→ What this task involves: Would you pull out every line of the material that contains the string "Άννα"?

→ Records provided:
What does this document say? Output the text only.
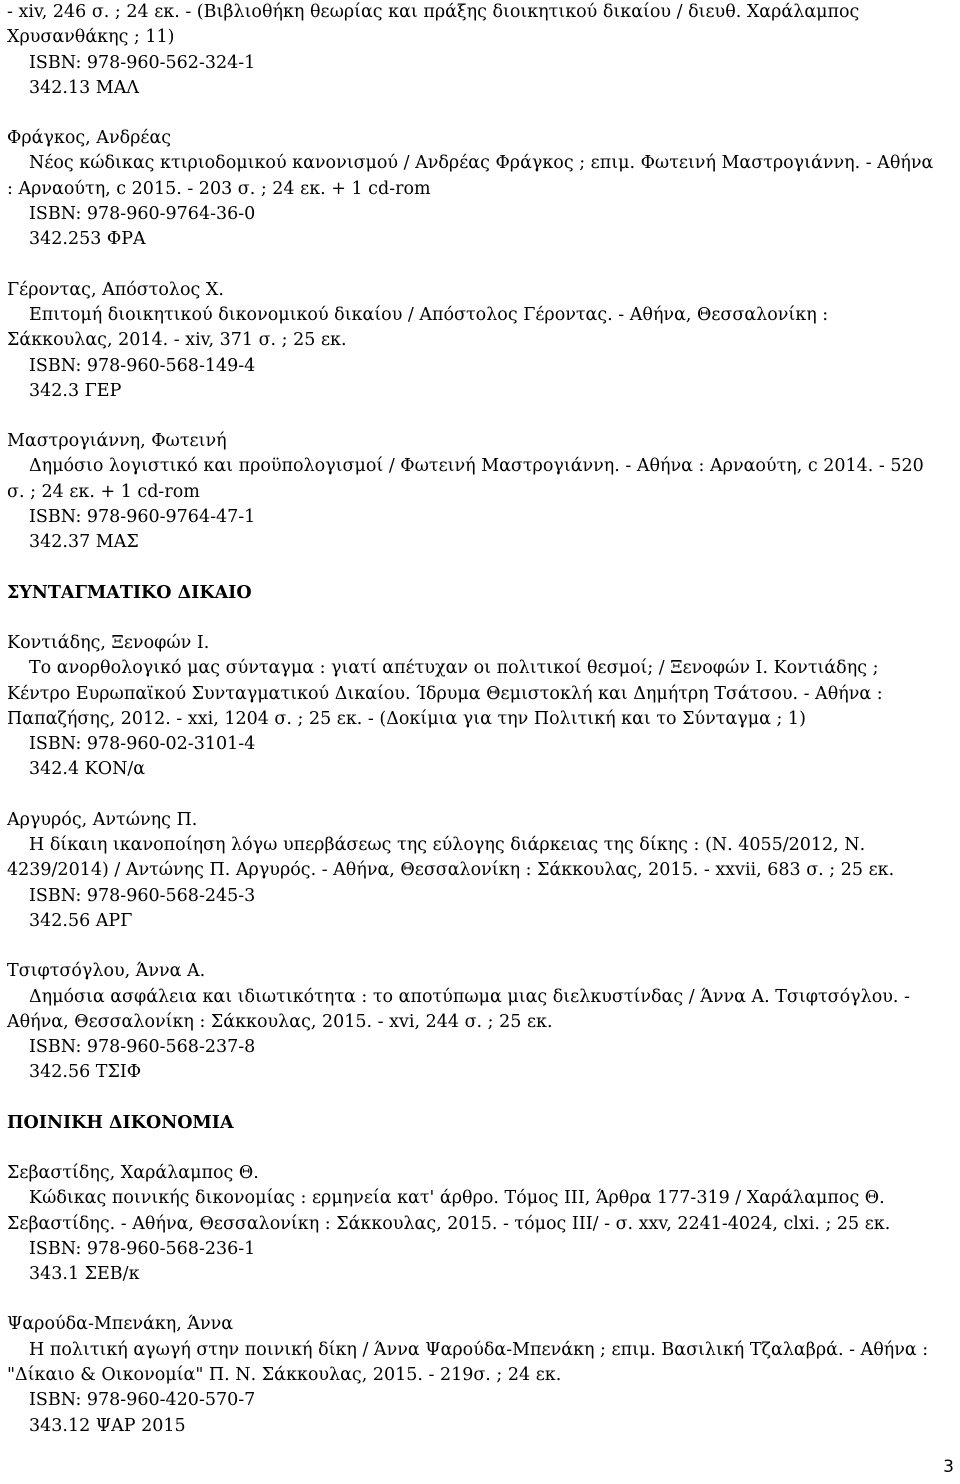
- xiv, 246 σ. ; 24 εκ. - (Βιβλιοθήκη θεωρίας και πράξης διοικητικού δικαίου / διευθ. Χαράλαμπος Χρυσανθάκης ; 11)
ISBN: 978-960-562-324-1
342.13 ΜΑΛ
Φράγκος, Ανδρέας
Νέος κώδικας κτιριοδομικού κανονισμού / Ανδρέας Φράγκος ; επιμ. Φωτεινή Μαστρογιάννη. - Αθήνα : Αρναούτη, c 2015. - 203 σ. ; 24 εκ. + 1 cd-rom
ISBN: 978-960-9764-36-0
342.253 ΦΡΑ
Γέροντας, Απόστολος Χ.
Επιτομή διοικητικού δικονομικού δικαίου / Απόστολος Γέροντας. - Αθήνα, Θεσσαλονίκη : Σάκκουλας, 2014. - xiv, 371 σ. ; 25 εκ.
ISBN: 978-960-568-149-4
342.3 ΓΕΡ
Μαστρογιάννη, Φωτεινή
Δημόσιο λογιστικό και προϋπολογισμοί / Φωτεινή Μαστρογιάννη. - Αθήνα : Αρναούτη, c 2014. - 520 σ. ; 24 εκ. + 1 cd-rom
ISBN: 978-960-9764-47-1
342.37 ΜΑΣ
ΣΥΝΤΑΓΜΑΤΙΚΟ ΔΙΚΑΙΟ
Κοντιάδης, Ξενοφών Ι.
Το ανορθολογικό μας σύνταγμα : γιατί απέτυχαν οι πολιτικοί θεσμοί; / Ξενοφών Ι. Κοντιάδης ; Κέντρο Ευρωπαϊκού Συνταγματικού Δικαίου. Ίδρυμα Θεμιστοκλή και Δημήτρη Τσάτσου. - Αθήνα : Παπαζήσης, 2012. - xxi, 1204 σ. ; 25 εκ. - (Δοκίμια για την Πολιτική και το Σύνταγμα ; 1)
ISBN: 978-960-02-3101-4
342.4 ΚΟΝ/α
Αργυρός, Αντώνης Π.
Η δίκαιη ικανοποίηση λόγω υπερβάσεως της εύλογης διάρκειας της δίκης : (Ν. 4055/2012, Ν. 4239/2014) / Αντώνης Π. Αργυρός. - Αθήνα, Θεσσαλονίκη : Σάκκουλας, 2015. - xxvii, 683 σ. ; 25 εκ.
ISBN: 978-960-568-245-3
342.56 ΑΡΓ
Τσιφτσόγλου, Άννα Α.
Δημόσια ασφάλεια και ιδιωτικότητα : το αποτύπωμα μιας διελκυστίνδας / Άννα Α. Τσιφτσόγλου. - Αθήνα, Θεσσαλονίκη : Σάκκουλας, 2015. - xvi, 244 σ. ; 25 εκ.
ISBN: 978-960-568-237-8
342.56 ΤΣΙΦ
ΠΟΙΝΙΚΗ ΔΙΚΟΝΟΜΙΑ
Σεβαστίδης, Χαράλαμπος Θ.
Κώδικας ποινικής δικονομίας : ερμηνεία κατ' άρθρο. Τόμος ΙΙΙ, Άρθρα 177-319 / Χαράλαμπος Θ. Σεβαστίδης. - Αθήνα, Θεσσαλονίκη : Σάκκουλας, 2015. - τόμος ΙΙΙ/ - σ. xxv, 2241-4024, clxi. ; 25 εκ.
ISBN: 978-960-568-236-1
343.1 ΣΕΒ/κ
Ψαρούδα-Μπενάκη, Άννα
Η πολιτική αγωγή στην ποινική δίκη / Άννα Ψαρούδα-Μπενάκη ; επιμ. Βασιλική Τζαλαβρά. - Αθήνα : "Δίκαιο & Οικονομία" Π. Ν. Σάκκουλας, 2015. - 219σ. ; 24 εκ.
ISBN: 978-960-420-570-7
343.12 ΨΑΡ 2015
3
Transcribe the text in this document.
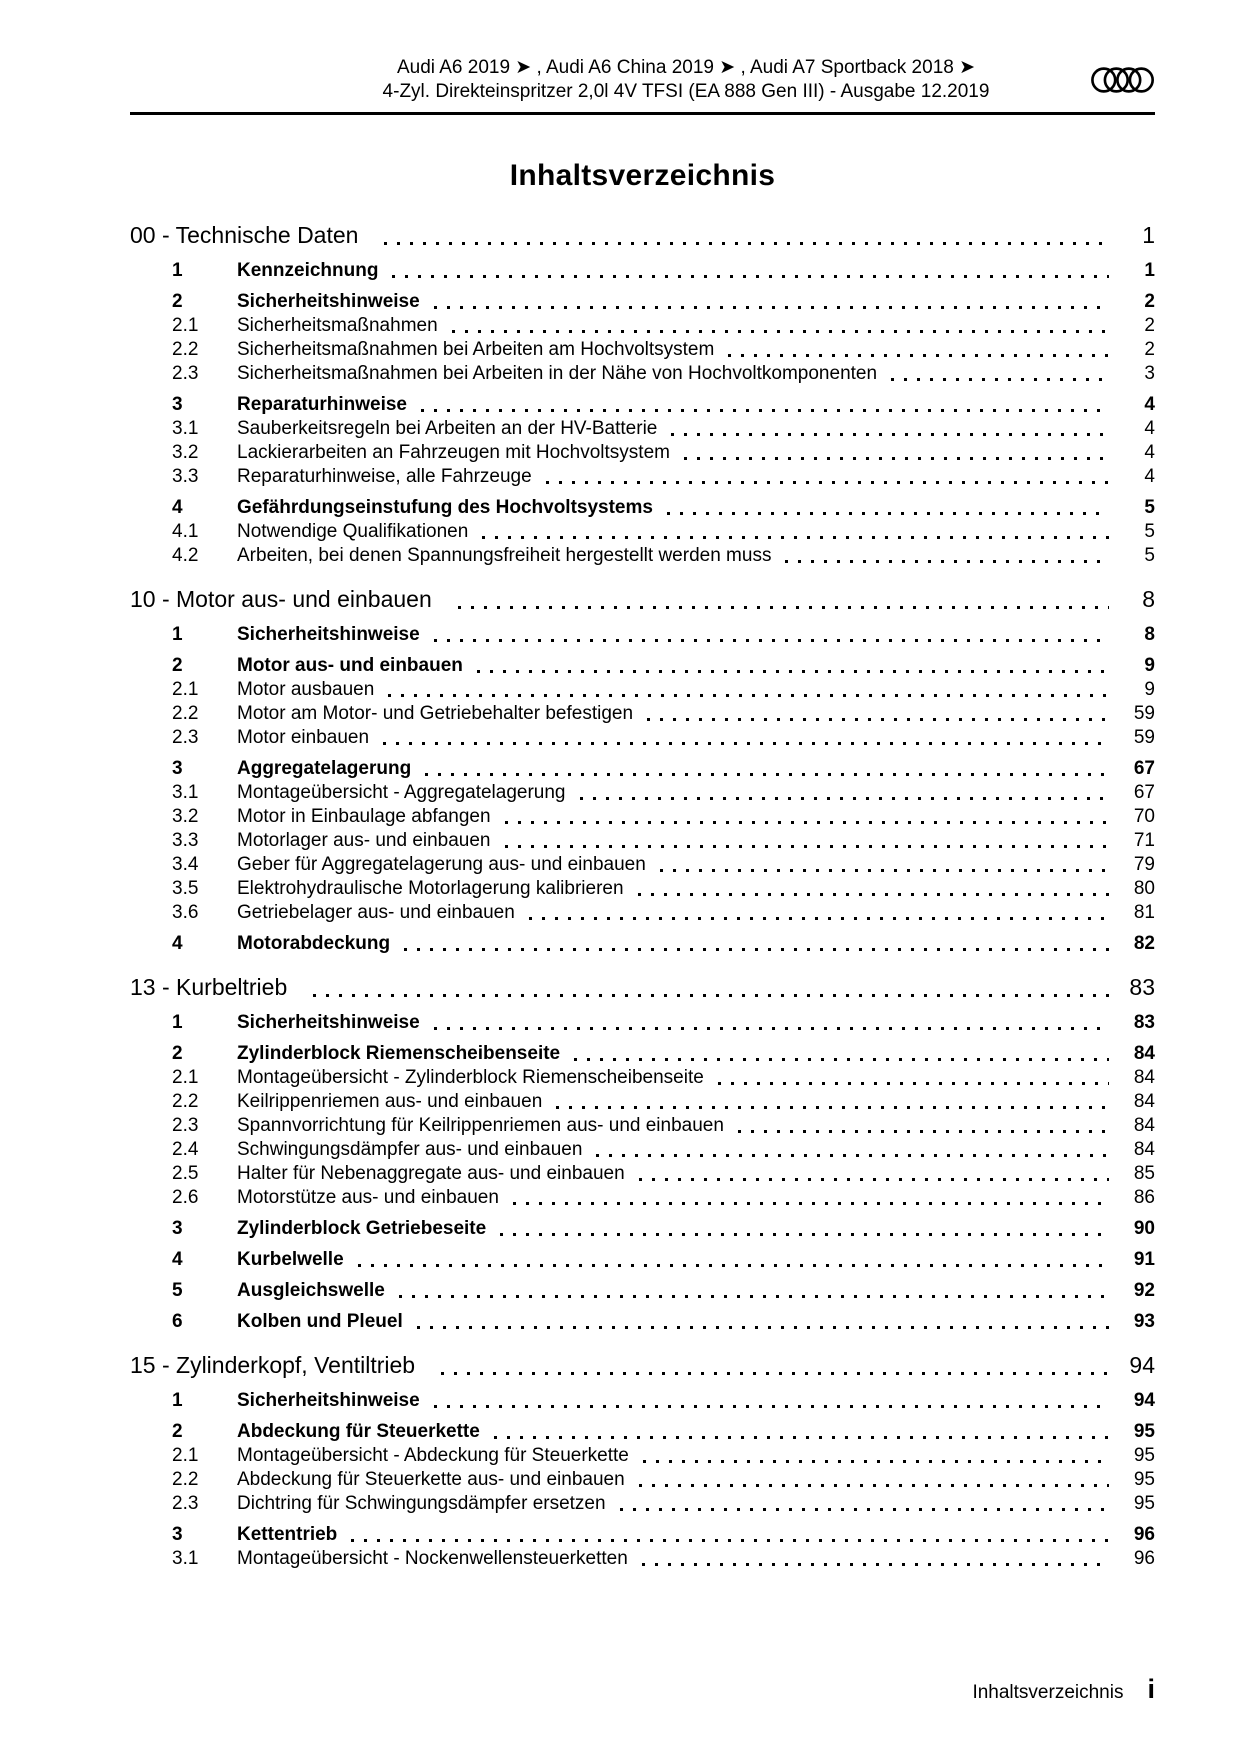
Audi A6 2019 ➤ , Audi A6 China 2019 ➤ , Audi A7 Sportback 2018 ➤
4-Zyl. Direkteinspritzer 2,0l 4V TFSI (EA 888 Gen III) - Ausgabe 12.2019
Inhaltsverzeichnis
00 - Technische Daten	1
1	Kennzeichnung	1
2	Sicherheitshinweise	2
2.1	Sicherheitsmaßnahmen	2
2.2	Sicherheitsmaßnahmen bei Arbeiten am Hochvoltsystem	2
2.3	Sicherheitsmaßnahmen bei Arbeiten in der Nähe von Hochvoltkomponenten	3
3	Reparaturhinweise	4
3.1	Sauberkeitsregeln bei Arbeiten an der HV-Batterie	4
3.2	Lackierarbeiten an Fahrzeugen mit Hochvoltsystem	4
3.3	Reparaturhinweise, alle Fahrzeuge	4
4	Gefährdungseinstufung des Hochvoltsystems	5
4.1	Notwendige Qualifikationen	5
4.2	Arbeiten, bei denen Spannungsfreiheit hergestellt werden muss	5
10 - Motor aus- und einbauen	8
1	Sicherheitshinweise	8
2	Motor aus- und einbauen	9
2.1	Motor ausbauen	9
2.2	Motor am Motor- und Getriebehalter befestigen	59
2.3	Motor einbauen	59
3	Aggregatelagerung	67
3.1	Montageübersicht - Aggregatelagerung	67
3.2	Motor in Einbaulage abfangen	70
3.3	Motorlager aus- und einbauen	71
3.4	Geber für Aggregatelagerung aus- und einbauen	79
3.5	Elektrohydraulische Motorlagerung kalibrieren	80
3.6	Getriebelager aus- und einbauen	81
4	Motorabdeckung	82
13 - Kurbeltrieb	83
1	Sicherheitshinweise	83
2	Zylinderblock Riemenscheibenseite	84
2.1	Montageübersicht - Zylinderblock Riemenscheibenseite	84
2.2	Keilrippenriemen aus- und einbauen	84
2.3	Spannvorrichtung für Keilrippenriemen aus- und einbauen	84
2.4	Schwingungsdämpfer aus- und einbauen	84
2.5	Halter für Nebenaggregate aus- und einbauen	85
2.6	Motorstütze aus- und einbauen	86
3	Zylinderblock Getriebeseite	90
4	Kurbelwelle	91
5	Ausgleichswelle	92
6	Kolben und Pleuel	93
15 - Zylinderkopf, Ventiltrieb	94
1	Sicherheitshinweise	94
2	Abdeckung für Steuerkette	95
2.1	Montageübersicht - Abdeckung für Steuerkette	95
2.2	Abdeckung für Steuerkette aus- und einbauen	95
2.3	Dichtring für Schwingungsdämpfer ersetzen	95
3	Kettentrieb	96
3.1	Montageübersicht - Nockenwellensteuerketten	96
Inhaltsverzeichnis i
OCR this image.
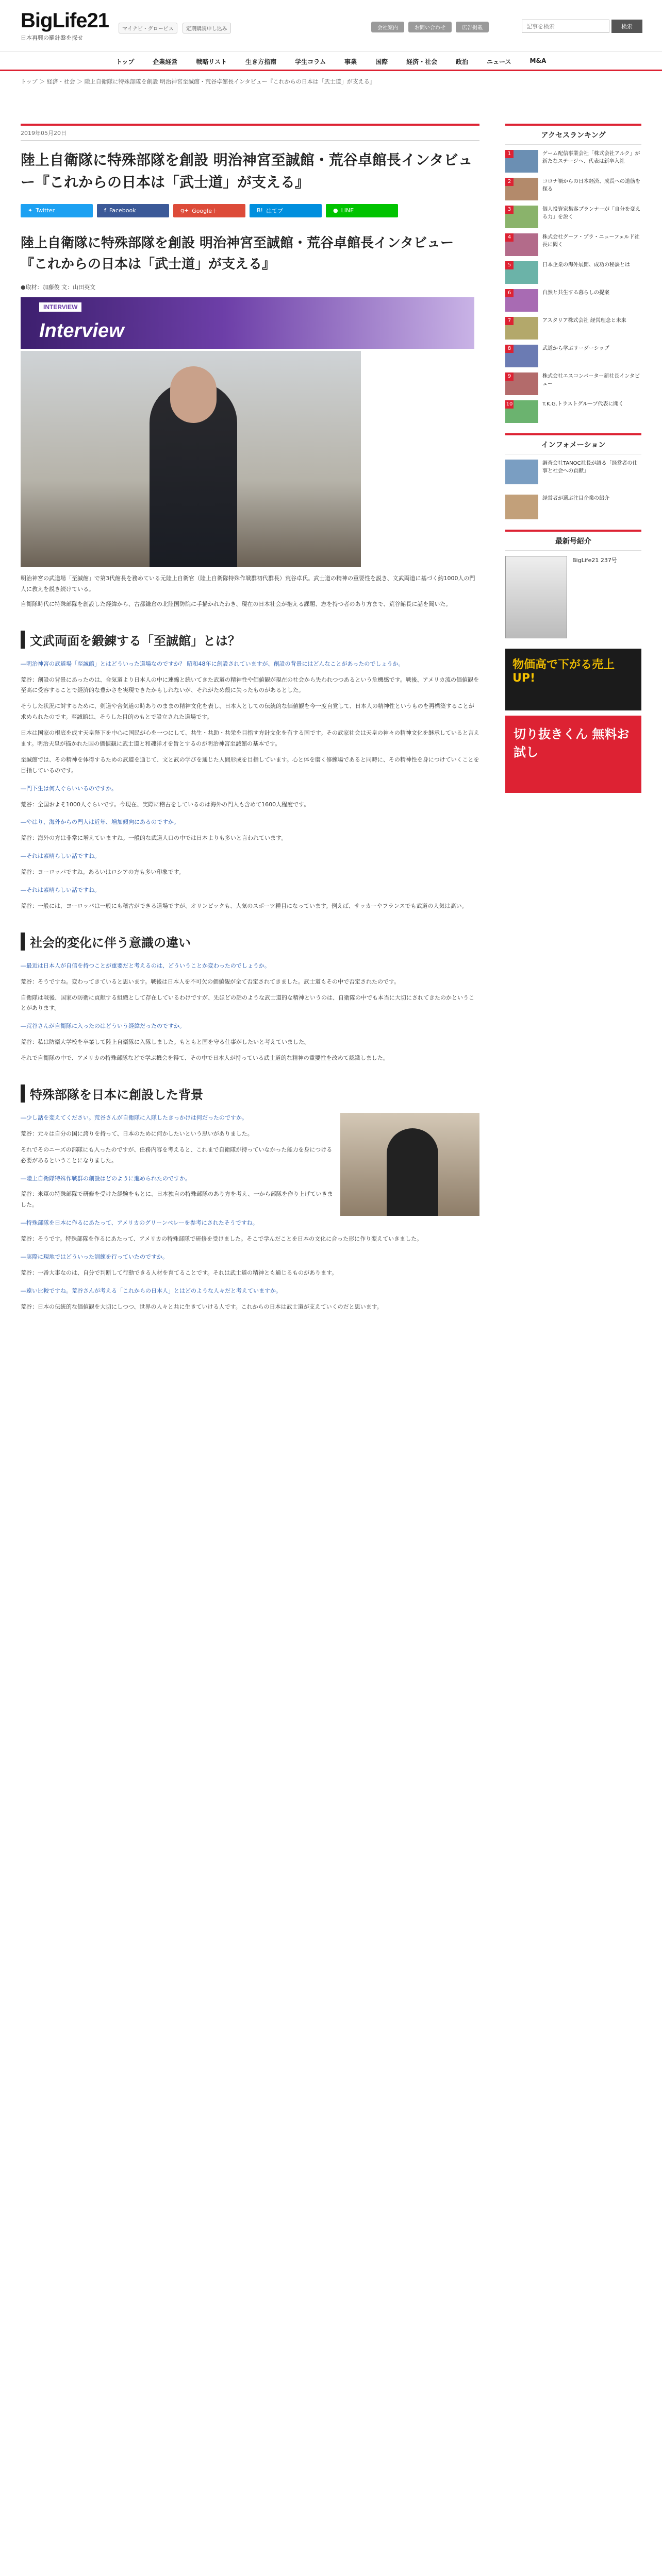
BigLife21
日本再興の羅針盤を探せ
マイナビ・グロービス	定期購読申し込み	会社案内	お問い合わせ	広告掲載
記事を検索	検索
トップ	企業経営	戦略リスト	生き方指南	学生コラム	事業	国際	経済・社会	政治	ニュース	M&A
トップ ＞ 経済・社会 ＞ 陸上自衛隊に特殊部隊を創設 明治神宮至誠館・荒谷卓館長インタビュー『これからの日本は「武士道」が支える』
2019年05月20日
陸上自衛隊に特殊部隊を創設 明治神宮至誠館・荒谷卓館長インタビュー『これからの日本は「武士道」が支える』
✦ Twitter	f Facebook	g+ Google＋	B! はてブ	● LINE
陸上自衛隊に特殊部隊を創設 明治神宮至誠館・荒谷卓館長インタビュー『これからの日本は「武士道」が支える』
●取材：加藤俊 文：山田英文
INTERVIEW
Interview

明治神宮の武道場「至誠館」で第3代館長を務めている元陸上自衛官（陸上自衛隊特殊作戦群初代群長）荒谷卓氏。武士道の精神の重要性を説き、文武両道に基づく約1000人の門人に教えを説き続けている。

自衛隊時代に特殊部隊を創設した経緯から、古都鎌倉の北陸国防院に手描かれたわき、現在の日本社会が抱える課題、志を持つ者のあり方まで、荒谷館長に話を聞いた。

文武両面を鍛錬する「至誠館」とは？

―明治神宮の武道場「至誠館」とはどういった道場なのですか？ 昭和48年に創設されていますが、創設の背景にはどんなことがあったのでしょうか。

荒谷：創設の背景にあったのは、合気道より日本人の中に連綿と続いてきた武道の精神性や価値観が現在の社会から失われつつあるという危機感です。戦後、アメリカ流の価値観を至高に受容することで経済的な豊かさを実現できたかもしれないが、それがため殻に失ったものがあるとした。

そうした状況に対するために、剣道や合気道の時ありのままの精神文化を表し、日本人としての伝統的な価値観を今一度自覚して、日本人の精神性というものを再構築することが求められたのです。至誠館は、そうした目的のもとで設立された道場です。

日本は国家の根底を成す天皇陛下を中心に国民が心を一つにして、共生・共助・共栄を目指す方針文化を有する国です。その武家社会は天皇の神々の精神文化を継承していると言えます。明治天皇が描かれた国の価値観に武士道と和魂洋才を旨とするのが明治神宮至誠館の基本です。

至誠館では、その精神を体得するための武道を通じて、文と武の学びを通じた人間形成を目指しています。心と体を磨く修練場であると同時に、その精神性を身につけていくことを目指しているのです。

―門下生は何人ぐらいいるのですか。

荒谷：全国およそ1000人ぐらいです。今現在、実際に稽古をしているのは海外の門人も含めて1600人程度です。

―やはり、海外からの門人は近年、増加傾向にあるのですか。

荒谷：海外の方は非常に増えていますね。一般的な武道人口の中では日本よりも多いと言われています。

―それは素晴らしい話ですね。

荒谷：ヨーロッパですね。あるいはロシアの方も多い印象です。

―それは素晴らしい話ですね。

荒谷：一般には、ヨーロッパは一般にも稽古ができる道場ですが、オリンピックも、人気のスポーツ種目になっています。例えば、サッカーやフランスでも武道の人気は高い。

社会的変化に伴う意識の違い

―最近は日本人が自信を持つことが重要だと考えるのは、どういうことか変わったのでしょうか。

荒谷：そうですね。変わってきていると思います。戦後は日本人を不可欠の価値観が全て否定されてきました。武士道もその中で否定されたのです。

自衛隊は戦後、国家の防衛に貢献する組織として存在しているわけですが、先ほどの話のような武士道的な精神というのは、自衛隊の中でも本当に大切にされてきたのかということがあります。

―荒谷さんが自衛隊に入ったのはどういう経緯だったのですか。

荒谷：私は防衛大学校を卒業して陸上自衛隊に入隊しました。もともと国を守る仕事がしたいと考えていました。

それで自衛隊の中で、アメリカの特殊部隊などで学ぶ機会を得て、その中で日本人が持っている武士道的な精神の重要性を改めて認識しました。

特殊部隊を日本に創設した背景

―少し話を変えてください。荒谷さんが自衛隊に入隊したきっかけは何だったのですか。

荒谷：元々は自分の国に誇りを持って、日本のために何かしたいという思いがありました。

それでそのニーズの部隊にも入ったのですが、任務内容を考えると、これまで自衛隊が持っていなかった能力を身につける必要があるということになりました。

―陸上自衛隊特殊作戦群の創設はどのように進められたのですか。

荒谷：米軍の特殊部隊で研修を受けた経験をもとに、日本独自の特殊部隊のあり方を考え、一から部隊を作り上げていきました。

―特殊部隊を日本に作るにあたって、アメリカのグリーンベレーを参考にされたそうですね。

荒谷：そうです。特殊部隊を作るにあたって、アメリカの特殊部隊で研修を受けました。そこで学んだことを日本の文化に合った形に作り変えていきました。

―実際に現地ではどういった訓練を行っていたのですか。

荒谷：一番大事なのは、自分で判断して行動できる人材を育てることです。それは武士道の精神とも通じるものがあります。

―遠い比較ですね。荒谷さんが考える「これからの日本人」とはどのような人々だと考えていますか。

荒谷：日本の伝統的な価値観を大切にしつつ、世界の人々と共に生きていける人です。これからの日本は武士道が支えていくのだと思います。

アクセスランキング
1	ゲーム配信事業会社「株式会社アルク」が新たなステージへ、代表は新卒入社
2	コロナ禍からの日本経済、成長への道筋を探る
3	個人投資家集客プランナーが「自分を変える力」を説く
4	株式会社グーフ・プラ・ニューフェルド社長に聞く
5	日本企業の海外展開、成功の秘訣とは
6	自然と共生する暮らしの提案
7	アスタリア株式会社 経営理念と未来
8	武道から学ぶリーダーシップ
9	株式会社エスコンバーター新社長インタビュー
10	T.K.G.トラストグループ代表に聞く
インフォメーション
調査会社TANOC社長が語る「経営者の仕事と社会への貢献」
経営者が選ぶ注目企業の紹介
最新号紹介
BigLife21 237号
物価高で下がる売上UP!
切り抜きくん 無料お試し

→ The reply:
Τσιφτσόγλου, Άννα Α.
Δημόσια ασφάλεια και ιδιωτικότητα : το αποτύπωμα μιας διελκυστίνδας / Άννα Α. Τσιφτσόγλου. - Αθήνα, Θεσσαλονίκη : Σάκκουλας, 2015. - xvi, 244 σ. ; 25 εκ.
Ψαρούδα-Μπενάκη, Άννα
Η πολιτική αγωγή στην ποινική δίκη / Άννα Ψαρούδα-Μπενάκη ; επιμ. Βασιλική Τζαλαβρά. - Αθήνα : "Δίκαιο & Οικονομία" Π. Ν. Σάκκουλας, 2015. - 219σ. ; 24 εκ.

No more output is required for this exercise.